[Directions] Say how many lines of the material below contain the word "JSON", with no other words.

#### Supplied entries ####

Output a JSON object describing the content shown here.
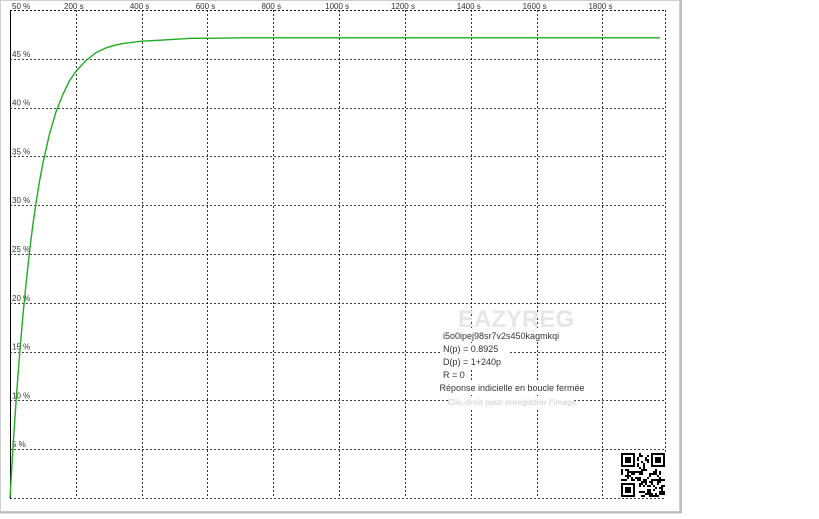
{
  "chart_data": {
    "type": "line",
    "title": "",
    "xlabel": "",
    "ylabel": "",
    "xlim": [
      0,
      1990
    ],
    "ylim": [
      0,
      50
    ],
    "x_unit": "s",
    "y_unit": "%",
    "grid": true,
    "x_ticks": [
      {
        "value": 200,
        "label": "200 s"
      },
      {
        "value": 400,
        "label": "400 s"
      },
      {
        "value": 600,
        "label": "600 s"
      },
      {
        "value": 800,
        "label": "800 s"
      },
      {
        "value": 1000,
        "label": "1000 s"
      },
      {
        "value": 1200,
        "label": "1200 s"
      },
      {
        "value": 1400,
        "label": "1400 s"
      },
      {
        "value": 1600,
        "label": "1600 s"
      },
      {
        "value": 1800,
        "label": "1800 s"
      }
    ],
    "y_ticks": [
      {
        "value": 50,
        "label": "50 %"
      },
      {
        "value": 45,
        "label": "45 %"
      },
      {
        "value": 40,
        "label": "40 %"
      },
      {
        "value": 35,
        "label": "35 %"
      },
      {
        "value": 30,
        "label": "30 %"
      },
      {
        "value": 25,
        "label": "25 %"
      },
      {
        "value": 20,
        "label": "20 %"
      },
      {
        "value": 15,
        "label": "15 %"
      },
      {
        "value": 10,
        "label": "10 %"
      },
      {
        "value": 5,
        "label": "5 %"
      }
    ],
    "series": [
      {
        "color": "#22aa22",
        "x": [
          0,
          10,
          20,
          30,
          40,
          50,
          60,
          70,
          80,
          90,
          100,
          120,
          140,
          160,
          180,
          200,
          230,
          260,
          290,
          320,
          350,
          400,
          450,
          500,
          550,
          600,
          700,
          800,
          900,
          1000,
          1200,
          1400,
          1600,
          1800,
          1975
        ],
        "y": [
          0,
          5.7,
          10.7,
          15.1,
          19.0,
          22.4,
          25.4,
          28.1,
          30.4,
          32.5,
          34.3,
          37.3,
          39.6,
          41.3,
          42.7,
          43.7,
          44.8,
          45.6,
          46.1,
          46.4,
          46.6,
          46.8,
          46.9,
          47.0,
          47.1,
          47.1,
          47.15,
          47.15,
          47.15,
          47.15,
          47.15,
          47.15,
          47.15,
          47.15,
          47.15
        ]
      }
    ]
  },
  "legend_box": {
    "watermark": "EAZYREG",
    "id": "i5o0ipej98sr7v2s450kagmkqi",
    "numerator": "N(p) = 0.8925",
    "denominator": "D(p) = 1+240p",
    "r": "R = 0",
    "description": "Réponse indicielle en boucle fermée",
    "hint": "Clic-droit pour enregistrer l'image"
  },
  "colors": {
    "curve": "#22aa22",
    "grid": "#000000",
    "border": "#cccccc"
  },
  "icons": {
    "qr": "qr-code-icon"
  }
}
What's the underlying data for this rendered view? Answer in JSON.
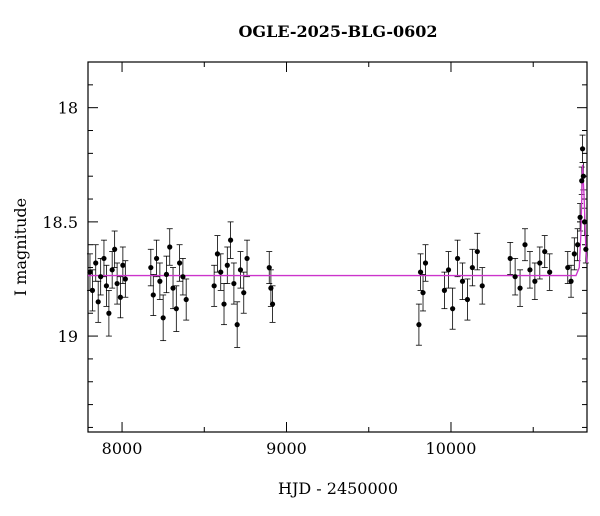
{
  "chart_data": {
    "type": "scatter",
    "title": "OGLE-2025-BLG-0602",
    "x_label": "HJD - 2450000",
    "y_label": "I magnitude",
    "xlim": [
      7793,
      10827
    ],
    "ylim": [
      17.8,
      19.42
    ],
    "y_inverted": true,
    "xticks": [
      8000,
      9000,
      10000
    ],
    "xticks_minor": [
      8500,
      9500,
      10500
    ],
    "yticks": [
      18,
      18.5,
      19
    ],
    "yticks_minor": [
      17.9,
      18.1,
      18.2,
      18.3,
      18.4,
      18.6,
      18.7,
      18.8,
      18.9,
      19.1,
      19.2,
      19.3,
      19.4
    ],
    "points": {
      "color": "#000000",
      "x": [
        7805,
        7820,
        7840,
        7855,
        7870,
        7890,
        7905,
        7920,
        7940,
        7955,
        7970,
        7990,
        8005,
        8020,
        8175,
        8190,
        8210,
        8230,
        8250,
        8270,
        8290,
        8310,
        8330,
        8350,
        8370,
        8390,
        8560,
        8580,
        8600,
        8620,
        8640,
        8660,
        8680,
        8700,
        8720,
        8740,
        8760,
        8895,
        8905,
        8915,
        9805,
        9815,
        9830,
        9845,
        9960,
        9985,
        10010,
        10040,
        10070,
        10100,
        10130,
        10160,
        10190,
        10360,
        10390,
        10420,
        10450,
        10480,
        10510,
        10540,
        10570,
        10600,
        10710,
        10730,
        10750,
        10770,
        10785,
        10795,
        10800,
        10805,
        10812,
        10820
      ],
      "y": [
        18.72,
        18.8,
        18.68,
        18.85,
        18.74,
        18.66,
        18.78,
        18.9,
        18.71,
        18.62,
        18.77,
        18.83,
        18.69,
        18.75,
        18.7,
        18.82,
        18.66,
        18.76,
        18.92,
        18.73,
        18.61,
        18.79,
        18.88,
        18.68,
        18.74,
        18.84,
        18.78,
        18.64,
        18.72,
        18.86,
        18.69,
        18.58,
        18.77,
        18.95,
        18.71,
        18.81,
        18.66,
        18.7,
        18.79,
        18.86,
        18.95,
        18.72,
        18.81,
        18.68,
        18.8,
        18.71,
        18.88,
        18.66,
        18.76,
        18.84,
        18.7,
        18.63,
        18.78,
        18.66,
        18.74,
        18.79,
        18.6,
        18.71,
        18.76,
        18.68,
        18.63,
        18.72,
        18.7,
        18.76,
        18.64,
        18.6,
        18.48,
        18.32,
        18.18,
        18.3,
        18.5,
        18.62
      ],
      "errors": [
        0.08,
        0.09,
        0.08,
        0.09,
        0.08,
        0.08,
        0.09,
        0.1,
        0.08,
        0.08,
        0.09,
        0.09,
        0.08,
        0.08,
        0.08,
        0.09,
        0.08,
        0.08,
        0.1,
        0.08,
        0.08,
        0.09,
        0.1,
        0.08,
        0.08,
        0.09,
        0.09,
        0.08,
        0.08,
        0.09,
        0.08,
        0.08,
        0.09,
        0.1,
        0.08,
        0.09,
        0.08,
        0.07,
        0.08,
        0.08,
        0.09,
        0.08,
        0.08,
        0.08,
        0.08,
        0.08,
        0.09,
        0.08,
        0.08,
        0.09,
        0.08,
        0.08,
        0.08,
        0.07,
        0.08,
        0.08,
        0.07,
        0.08,
        0.08,
        0.07,
        0.07,
        0.08,
        0.07,
        0.07,
        0.07,
        0.07,
        0.06,
        0.06,
        0.06,
        0.06,
        0.06,
        0.06
      ]
    },
    "model": {
      "color": "#cc33cc",
      "x": [
        7793,
        10760,
        10780,
        10790,
        10800,
        10810,
        10820,
        10827
      ],
      "y": [
        18.735,
        18.735,
        18.7,
        18.55,
        18.25,
        18.4,
        18.62,
        18.68
      ]
    }
  }
}
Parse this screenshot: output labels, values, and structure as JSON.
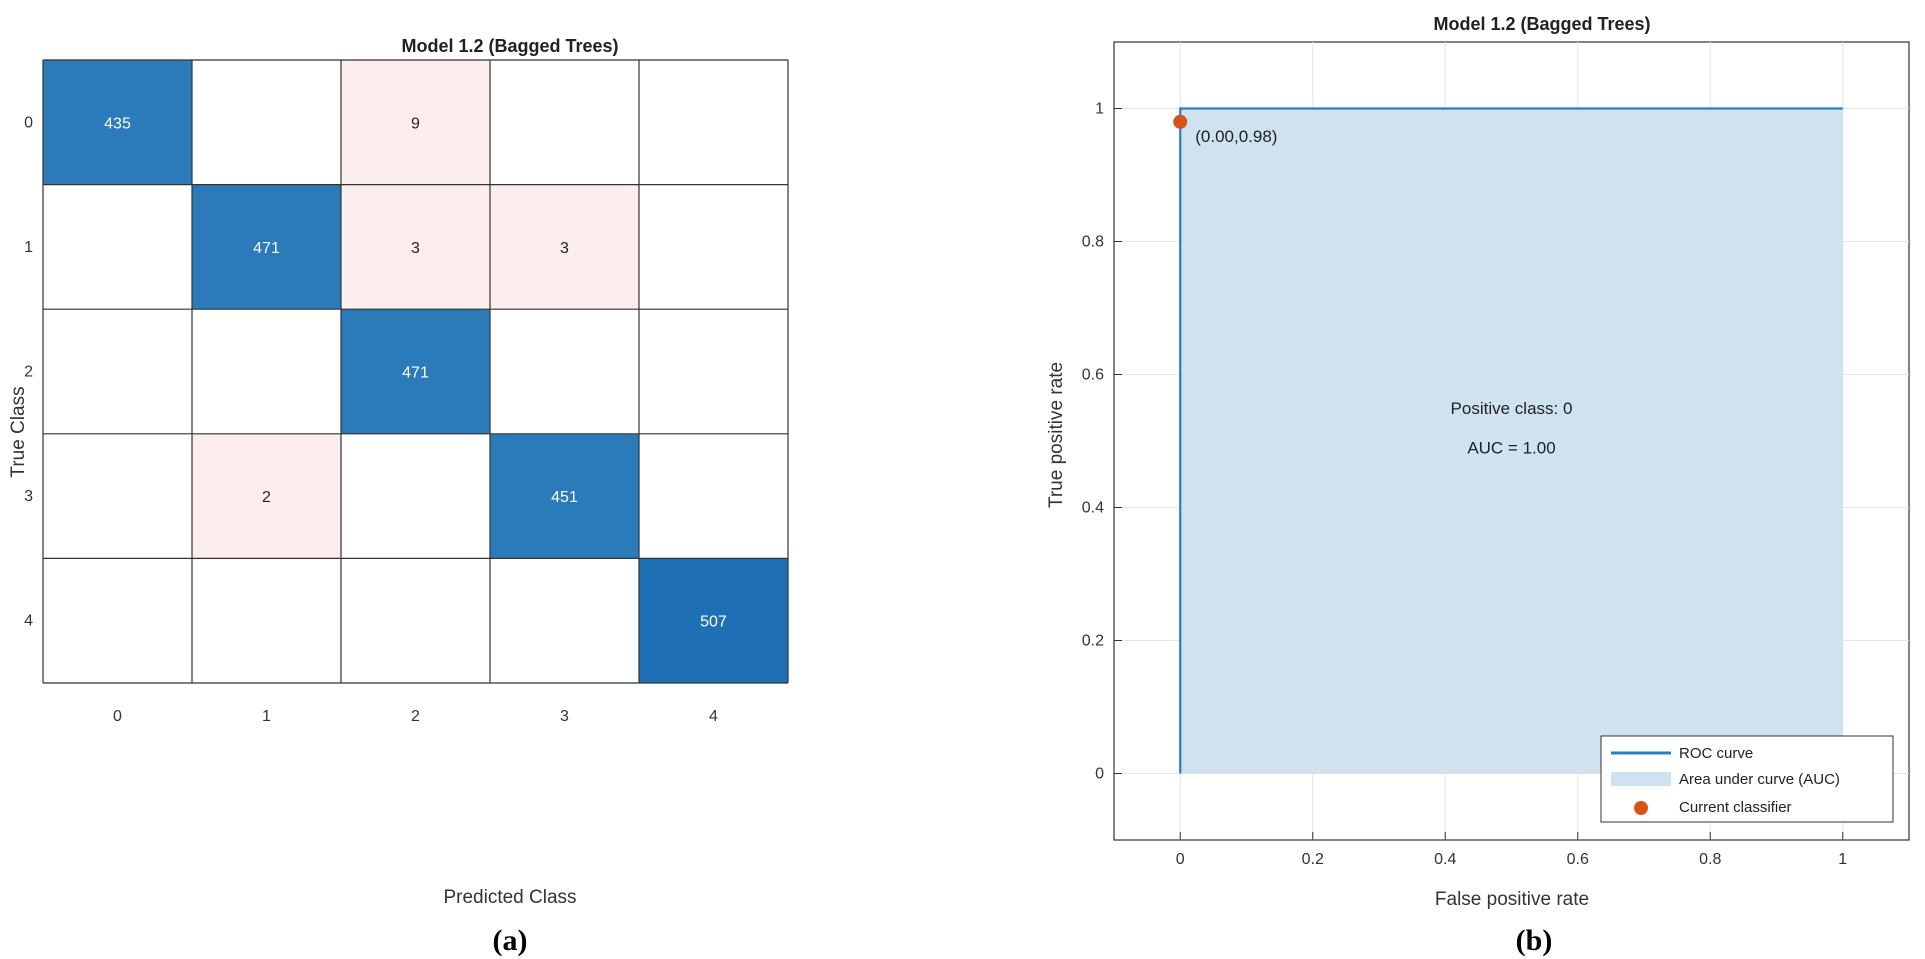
{
  "chart_data": [
    {
      "type": "heatmap",
      "title": "Model 1.2 (Bagged Trees)",
      "xlabel": "Predicted Class",
      "ylabel": "True Class",
      "classes": [
        "0",
        "1",
        "2",
        "3",
        "4"
      ],
      "matrix": [
        [
          435,
          null,
          9,
          null,
          null
        ],
        [
          null,
          471,
          3,
          3,
          null
        ],
        [
          null,
          null,
          471,
          null,
          null
        ],
        [
          null,
          2,
          null,
          451,
          null
        ],
        [
          null,
          null,
          null,
          null,
          507
        ]
      ],
      "colors": {
        "diagonal": "#2b7bba",
        "diagonal_strong": "#1f6fb4",
        "offdiagonal": "#fbeeec",
        "grid": "#333333"
      },
      "panel_label": "(a)"
    },
    {
      "type": "line",
      "title": "Model 1.2 (Bagged Trees)",
      "xlabel": "False positive rate",
      "ylabel": "True positive rate",
      "xlim": [
        -0.1,
        1.1
      ],
      "ylim": [
        -0.1,
        1.1
      ],
      "xticks": [
        0,
        0.2,
        0.4,
        0.6,
        0.8,
        1
      ],
      "yticks": [
        0,
        0.2,
        0.4,
        0.6,
        0.8,
        1
      ],
      "xtick_labels": [
        "0",
        "0.2",
        "0.4",
        "0.6",
        "0.8",
        "1"
      ],
      "ytick_labels": [
        "0",
        "0.2",
        "0.4",
        "0.6",
        "0.8",
        "1"
      ],
      "grid": true,
      "series": [
        {
          "name": "ROC curve",
          "x": [
            0,
            0,
            1
          ],
          "y": [
            0,
            1,
            1
          ],
          "color": "#2a7fbd"
        }
      ],
      "auc_area": {
        "name": "Area under curve (AUC)",
        "color": "#cfe2f0"
      },
      "current_classifier": {
        "name": "Current classifier",
        "x": 0.0,
        "y": 0.98,
        "label": "(0.00,0.98)",
        "color": "#d95319"
      },
      "annotations": [
        "Positive class: 0",
        "AUC = 1.00"
      ],
      "legend_position": "bottom-right",
      "panel_label": "(b)"
    }
  ]
}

####

[Full response] 3